**Aim of the task:** Answer with one number: the count of lines in the listing below that hold the word "tahun".

**Record excerpts:**
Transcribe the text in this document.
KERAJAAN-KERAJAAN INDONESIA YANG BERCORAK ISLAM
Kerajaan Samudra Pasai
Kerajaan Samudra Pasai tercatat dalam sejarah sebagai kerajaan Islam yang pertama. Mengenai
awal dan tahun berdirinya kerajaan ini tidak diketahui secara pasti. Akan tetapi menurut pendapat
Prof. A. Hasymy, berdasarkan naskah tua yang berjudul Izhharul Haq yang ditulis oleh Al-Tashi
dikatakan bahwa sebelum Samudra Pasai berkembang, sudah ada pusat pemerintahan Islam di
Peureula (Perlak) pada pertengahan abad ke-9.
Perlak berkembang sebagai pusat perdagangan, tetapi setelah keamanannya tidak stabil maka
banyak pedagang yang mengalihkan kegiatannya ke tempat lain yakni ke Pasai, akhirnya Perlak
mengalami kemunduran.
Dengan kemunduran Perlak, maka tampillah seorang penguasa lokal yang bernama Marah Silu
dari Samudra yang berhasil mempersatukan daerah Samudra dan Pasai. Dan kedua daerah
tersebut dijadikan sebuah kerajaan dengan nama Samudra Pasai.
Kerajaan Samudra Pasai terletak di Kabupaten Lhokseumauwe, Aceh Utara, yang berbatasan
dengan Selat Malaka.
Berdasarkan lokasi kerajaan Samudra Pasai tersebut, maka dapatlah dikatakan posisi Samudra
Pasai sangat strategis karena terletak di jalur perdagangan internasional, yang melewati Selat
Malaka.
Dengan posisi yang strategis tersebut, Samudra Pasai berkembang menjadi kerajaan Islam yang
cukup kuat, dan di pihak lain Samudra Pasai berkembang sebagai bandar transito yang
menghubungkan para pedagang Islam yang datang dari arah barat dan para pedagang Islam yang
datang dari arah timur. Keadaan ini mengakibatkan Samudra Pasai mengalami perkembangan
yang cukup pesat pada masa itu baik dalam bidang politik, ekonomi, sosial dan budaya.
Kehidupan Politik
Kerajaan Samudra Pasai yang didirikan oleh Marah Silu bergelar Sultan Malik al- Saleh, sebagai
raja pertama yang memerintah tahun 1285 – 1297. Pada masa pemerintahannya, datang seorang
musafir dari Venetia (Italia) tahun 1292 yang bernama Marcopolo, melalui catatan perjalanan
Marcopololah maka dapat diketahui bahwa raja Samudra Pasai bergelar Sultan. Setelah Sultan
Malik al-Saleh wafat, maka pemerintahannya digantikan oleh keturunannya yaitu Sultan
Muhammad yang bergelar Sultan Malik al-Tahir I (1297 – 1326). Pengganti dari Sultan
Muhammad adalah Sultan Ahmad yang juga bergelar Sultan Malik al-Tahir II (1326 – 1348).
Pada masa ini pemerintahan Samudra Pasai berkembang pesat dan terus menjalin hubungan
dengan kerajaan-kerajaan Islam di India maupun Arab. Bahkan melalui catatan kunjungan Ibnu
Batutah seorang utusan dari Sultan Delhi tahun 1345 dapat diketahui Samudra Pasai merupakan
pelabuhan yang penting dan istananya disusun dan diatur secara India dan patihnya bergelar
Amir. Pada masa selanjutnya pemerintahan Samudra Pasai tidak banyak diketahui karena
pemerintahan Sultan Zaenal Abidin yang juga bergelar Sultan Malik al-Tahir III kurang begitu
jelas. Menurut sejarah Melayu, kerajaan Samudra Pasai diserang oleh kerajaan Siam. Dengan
--
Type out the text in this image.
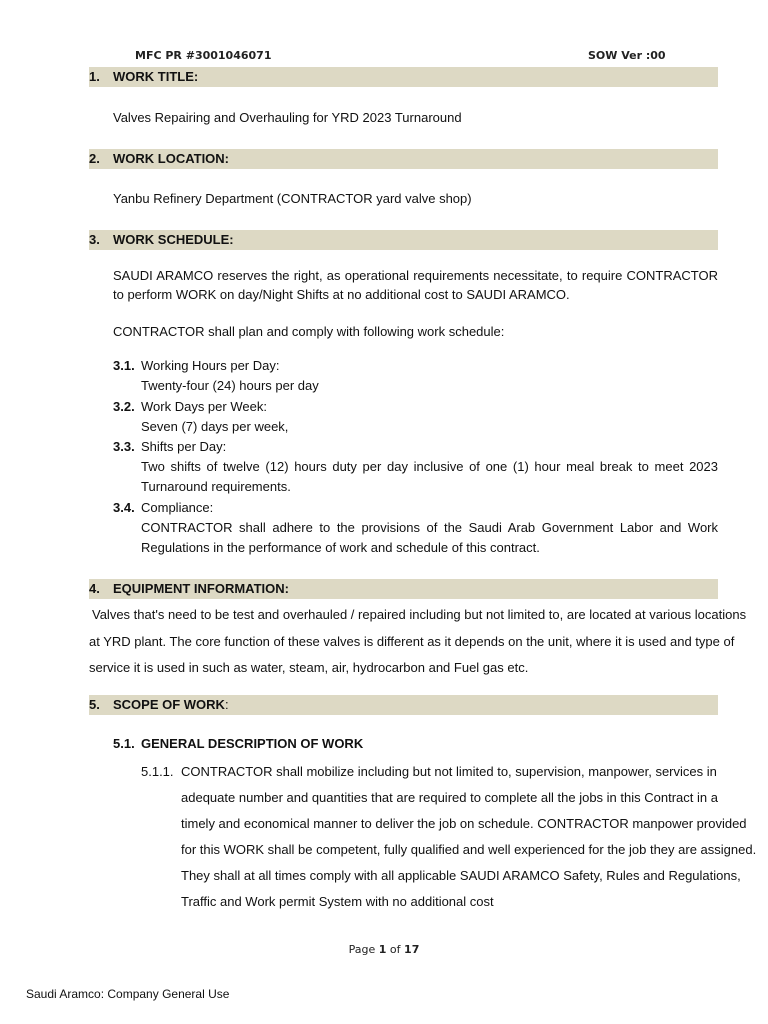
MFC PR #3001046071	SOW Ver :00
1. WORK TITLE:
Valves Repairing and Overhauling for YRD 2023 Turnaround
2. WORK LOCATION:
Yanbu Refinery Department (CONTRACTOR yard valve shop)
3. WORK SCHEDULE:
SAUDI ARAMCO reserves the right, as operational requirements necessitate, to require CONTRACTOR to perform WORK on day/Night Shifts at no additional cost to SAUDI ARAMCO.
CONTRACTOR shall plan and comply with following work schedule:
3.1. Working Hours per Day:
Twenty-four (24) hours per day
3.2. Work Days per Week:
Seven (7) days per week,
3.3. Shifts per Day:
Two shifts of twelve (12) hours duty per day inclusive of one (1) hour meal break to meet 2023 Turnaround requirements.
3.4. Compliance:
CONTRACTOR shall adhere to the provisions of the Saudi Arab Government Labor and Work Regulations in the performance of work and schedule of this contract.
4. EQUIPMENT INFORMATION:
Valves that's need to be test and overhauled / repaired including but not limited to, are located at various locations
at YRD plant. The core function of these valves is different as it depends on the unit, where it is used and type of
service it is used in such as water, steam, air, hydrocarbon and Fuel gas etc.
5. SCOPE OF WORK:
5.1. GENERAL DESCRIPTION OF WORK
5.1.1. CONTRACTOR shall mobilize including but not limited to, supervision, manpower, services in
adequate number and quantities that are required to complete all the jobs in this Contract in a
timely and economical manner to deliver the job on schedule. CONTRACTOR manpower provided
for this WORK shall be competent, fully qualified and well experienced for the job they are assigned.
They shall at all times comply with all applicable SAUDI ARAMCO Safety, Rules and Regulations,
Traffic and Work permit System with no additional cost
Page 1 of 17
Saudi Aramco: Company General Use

**Solution:** 4